SELECTED EXCERPT
+-------+

# D7100 or D7200



## overco (Jan 8, 2016)

The D7100 is roughly 530$ right now and the the D7200 I can get used for roughly 750$. I am looking to shoot landscapes and some portraits with a 50mm 1.8G (which I already own) and Tokina 11-16 (looking to buy). The buffer isn't important to me, but the ISO performance is. Are the two very different when it comes to ISO performance or is it too minor to justify 200 extra dollars?


----------



## goodguy (Jan 8, 2016)

D7100 is a great camera, I know I owned it
The D7200 is better, not much better but better
If you want to save on cash then why not consider the D5500 ?
Same sensor as the D7200 but in a low body so you are looking at same low light performance and image quality and you save on cash.

As I said a million times before I dont like to buy yesterdays tech, thats me, is it worth 200$ ?
To me yes!

BTW the D7100 has banding problem in higher ISO something that isnt an issue with the new sensor in the D7200/D5500


----------



## Don Kondra (Jan 8, 2016)

overco said:


> The D7100 is roughly 530$ right now and the the D7200 I can get used for roughly 750$. I am looking to shoot landscapes and some portraits with a 50mm 1.8G (which I already own) and Tokina 11-16 (looking to buy). The buffer isn't important to me, but the ISO performance is. Are the two very different when it comes to ISO performance or is it too minor to justify 200 extra dollars?



I found I was comfortable shooting the D7100 @ iso 1600.  With the D7200 I am @ iso 2000.

And I never had banding issues with the D7100 but never pushed it past iso 3200.

So for $200 you get a larger buffer, a newer processor (Expeed 4)  and slightly better iso performance.

Cheers, Don


----------



## ByronBrant (Jan 8, 2016)

D7200 better focus (expeed 4) better high ISO performance, better buffer, better battery life, has the better Sony sensor. The 7100 has the Samsung sensor?

For me it is worth the extra money. No question


----------



## jaomul (Jan 8, 2016)

+-------+

DATASET ENTRIES
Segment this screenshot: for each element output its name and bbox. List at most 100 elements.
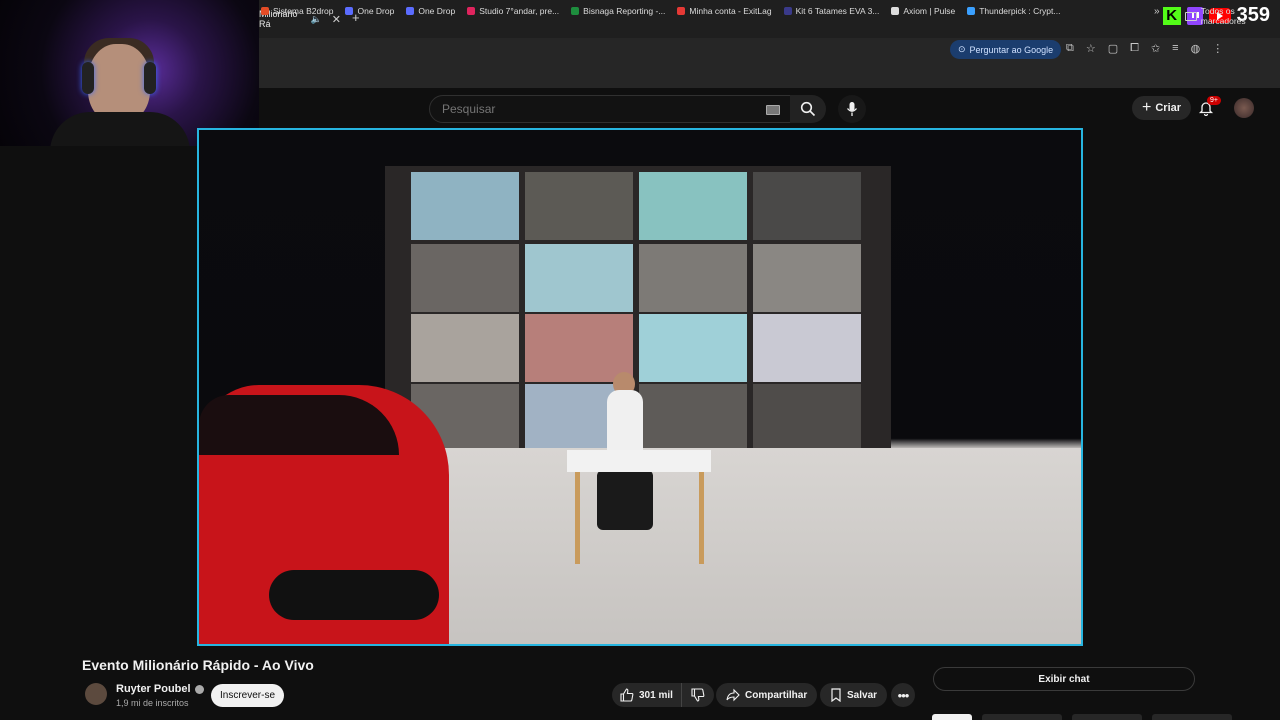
webcam-face [88,44,150,122]
notifications-badge: 9+ [1207,96,1221,105]
bookmark-label: Bisnaga Reporting -... [583,6,666,16]
call-tile [525,314,633,382]
bookmark-favicon-icon [783,7,792,15]
bookmark-favicon-icon [891,7,900,15]
call-tile [411,314,519,382]
voice-search-button[interactable] [838,95,866,123]
create-button[interactable]: + Criar [1132,96,1192,120]
bookmarks-overflow-icon[interactable]: » [1154,6,1160,17]
bookmark-item[interactable]: Sistema B2drop [261,6,333,16]
call-tile [525,172,633,240]
browser-menu-icon[interactable]: ⋮ [1212,42,1223,55]
channel-name[interactable]: Ruyter Poubel [116,683,204,695]
bookmark-item[interactable]: One Drop [406,6,455,16]
bookmark-label: Axiom | Pulse [903,6,956,16]
verified-badge-icon [194,684,204,694]
bookmark-favicon-icon [406,7,415,15]
page-action-icon[interactable]: ▢ [1108,42,1118,55]
desk-leg [699,472,704,564]
call-tile [753,244,861,312]
headphone-right [144,62,156,94]
bookmark-label: One Drop [418,6,456,16]
bookmark-favicon-icon [467,7,476,15]
subscribe-button[interactable]: Inscrever-se [211,684,284,707]
more-actions-button[interactable]: ••• [891,683,915,707]
chip[interactable] [932,714,972,720]
save-label: Salvar [847,689,878,701]
keyboard-icon[interactable] [766,105,780,115]
create-label: Criar [1155,102,1182,114]
ask-google-button[interactable]: ⊙ Perguntar ao Google [950,40,1062,59]
save-button[interactable]: Salvar [820,683,888,707]
bookmark-label: Sistema B2drop [273,6,334,16]
bookmark-item[interactable]: One Drop [345,6,394,16]
bookmark-label: Minha conta - ExitLag [689,6,772,16]
thumbs-down-icon [691,688,705,702]
bookmark-favicon-icon [967,7,976,15]
chip[interactable] [982,714,1062,720]
bookmark-label: Studio 7°andar, pre... [479,6,560,16]
more-horizontal-icon: ••• [897,687,910,703]
share-label: Compartilhar [745,689,808,701]
bookmark-item[interactable]: Minha conta - ExitLag [677,6,772,16]
like-dislike-group: 301 mil [612,683,714,707]
ask-google-label: Perguntar ao Google [969,44,1054,55]
folder-icon [1185,11,1197,21]
dislike-button[interactable] [682,683,714,707]
thumbs-up-icon [620,688,634,702]
show-chat-button[interactable]: Exibir chat [933,667,1195,691]
car-front-grill [269,570,439,620]
like-button[interactable]: 301 mil [612,683,682,707]
chip[interactable] [1072,714,1142,720]
bookmark-star-icon[interactable]: ☆ [1086,42,1096,55]
account-avatar[interactable] [1234,98,1254,118]
kick-logo-icon: K [1162,6,1181,25]
bookmark-favicon-icon [677,7,686,15]
google-lens-icon: ⊙ [958,44,966,54]
channel-name-label: Ruyter Poubel [116,683,191,695]
profile-icon[interactable]: ◍ [1191,42,1201,55]
call-tile [639,244,747,312]
bookmark-label: Thunderpick : Crypt... [979,6,1061,16]
search-box[interactable] [429,95,791,123]
bookmark-item[interactable]: Bisnaga Reporting -... [571,6,665,16]
call-tile [753,314,861,382]
webcam-shirt [50,112,190,146]
call-tile [639,172,747,240]
call-tile [525,244,633,312]
search-input[interactable] [440,101,754,117]
video-player[interactable] [197,128,1083,646]
cast-icon[interactable]: ⧉ [1066,42,1074,55]
extensions-icon[interactable]: ⧠ [1130,42,1139,55]
toolbar-icons: ⧉ ☆ ▢ ⧠ ✩ ≡ ◍ ⋮ [1066,42,1223,55]
all-bookmarks-label: Todos os marcadores [1200,6,1246,26]
channel-avatar[interactable] [85,683,107,705]
call-tile [639,384,747,452]
office-chair [597,470,653,530]
bookmark-label: Kit 6 Tatames EVA 3... [795,6,880,16]
all-bookmarks-folder[interactable]: Todos os marcadores [1185,6,1280,26]
bookmark-item[interactable]: Studio 7°andar, pre... [467,6,559,16]
search-icon [800,101,816,117]
bookmark-label: One Drop [357,6,395,16]
call-tile [753,172,861,240]
media-control-icon[interactable]: ≡ [1172,42,1178,55]
share-button[interactable]: Compartilhar [716,683,818,707]
headphone-left [82,62,94,94]
bookmark-item[interactable]: Thunderpick : Crypt... [967,6,1060,16]
car-windshield [199,395,399,455]
plus-icon: + [1142,99,1152,116]
share-icon [726,688,740,702]
call-tile [753,384,861,452]
desk [567,450,711,472]
webcam-overlay [0,0,259,146]
call-tile [639,314,747,382]
bottom-chips-row [930,714,1280,720]
bookmark-item[interactable]: Kit 6 Tatames EVA 3... [783,6,880,16]
bookmark-icon [831,688,841,702]
favorites-icon[interactable]: ✩ [1151,42,1160,55]
chip[interactable] [1152,714,1232,720]
microphone-icon [846,102,858,116]
search-button[interactable] [790,95,826,123]
bookmark-item[interactable]: Axiom | Pulse [891,6,955,16]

+-------+

DO THIS
Using the forum thread titled "D7100 or D7200," decide whether each statement agrees with it, answering yes or no and quoting the deciding words. (a) Don Kondra reports running into banding issues with the D7100. (b) goodguy states that the D5500 shares its sensor with the D7200. (c) overco says the buffer matters to him.

WRITTEN RESPONSE
(a) No: "And I never had banding issues with the D7100 but never pushed it past iso 3200."
(b) Yes: "Same sensor as the D7200 but in a low body"
(c) No: "The buffer isn't important to me, but the ISO performance is."